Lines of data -
--- Start ---
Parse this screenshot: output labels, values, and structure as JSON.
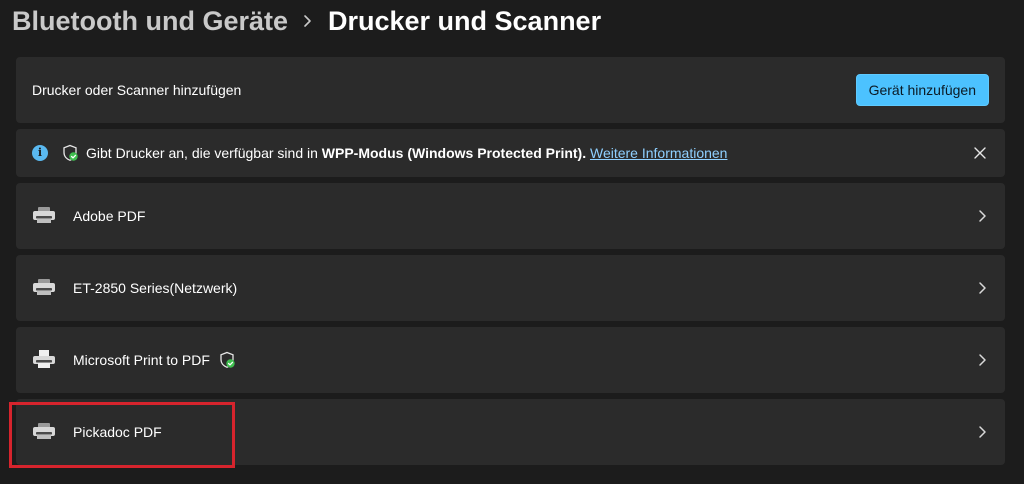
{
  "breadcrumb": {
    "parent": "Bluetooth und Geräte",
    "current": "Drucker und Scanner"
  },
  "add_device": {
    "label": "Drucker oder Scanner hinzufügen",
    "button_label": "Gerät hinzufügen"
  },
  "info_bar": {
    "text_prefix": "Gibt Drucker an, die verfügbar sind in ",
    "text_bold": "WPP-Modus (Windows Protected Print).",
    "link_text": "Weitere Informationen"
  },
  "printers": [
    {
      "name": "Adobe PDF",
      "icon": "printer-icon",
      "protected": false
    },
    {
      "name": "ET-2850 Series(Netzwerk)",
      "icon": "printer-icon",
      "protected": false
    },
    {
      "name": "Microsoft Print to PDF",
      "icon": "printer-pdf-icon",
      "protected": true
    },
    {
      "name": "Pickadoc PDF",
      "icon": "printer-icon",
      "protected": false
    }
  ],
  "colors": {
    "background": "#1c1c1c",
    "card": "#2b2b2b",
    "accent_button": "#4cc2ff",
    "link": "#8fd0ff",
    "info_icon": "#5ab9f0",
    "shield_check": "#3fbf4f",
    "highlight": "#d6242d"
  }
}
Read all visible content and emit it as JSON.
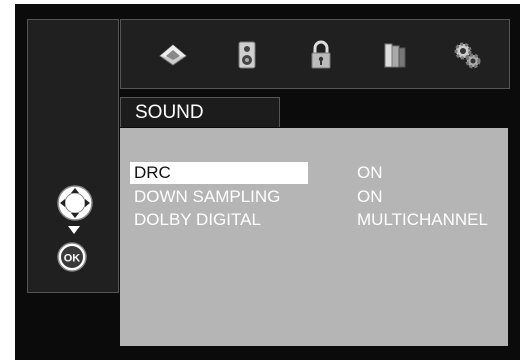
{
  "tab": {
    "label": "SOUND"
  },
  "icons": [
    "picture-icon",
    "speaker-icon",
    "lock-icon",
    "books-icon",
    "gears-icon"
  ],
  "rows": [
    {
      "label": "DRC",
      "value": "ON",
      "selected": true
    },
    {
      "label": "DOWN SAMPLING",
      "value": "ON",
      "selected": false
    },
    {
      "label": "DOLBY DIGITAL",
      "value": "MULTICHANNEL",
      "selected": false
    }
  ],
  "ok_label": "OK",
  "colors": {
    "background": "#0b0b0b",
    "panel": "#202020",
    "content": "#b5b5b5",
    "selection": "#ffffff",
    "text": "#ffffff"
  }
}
--- End ---
Within the listing above, copy each line that has the string "background".

RESULT BELOW -
    "background": "#1c1c1c",
    "background": "#0b0b0b",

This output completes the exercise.